* Exercise description
Copy all of the records below verbatim.

----------------------------------------

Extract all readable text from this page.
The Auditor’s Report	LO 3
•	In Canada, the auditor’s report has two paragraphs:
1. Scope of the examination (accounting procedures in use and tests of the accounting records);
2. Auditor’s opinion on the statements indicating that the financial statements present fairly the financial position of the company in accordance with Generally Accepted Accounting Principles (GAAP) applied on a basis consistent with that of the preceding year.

----------------------------------------

* Task result
Extract all readable text from this page.
The Auditor’s Report	LO 3
•	In Canada, the auditor’s report has two paragraphs:
1. Scope of the examination (accounting procedures in use and tests of the accounting records);
2. Auditor’s opinion on the statements indicating that the financial statements present fairly the financial position of the company in accordance with Generally Accepted Accounting Principles (GAAP) applied on a basis consistent with that of the preceding year.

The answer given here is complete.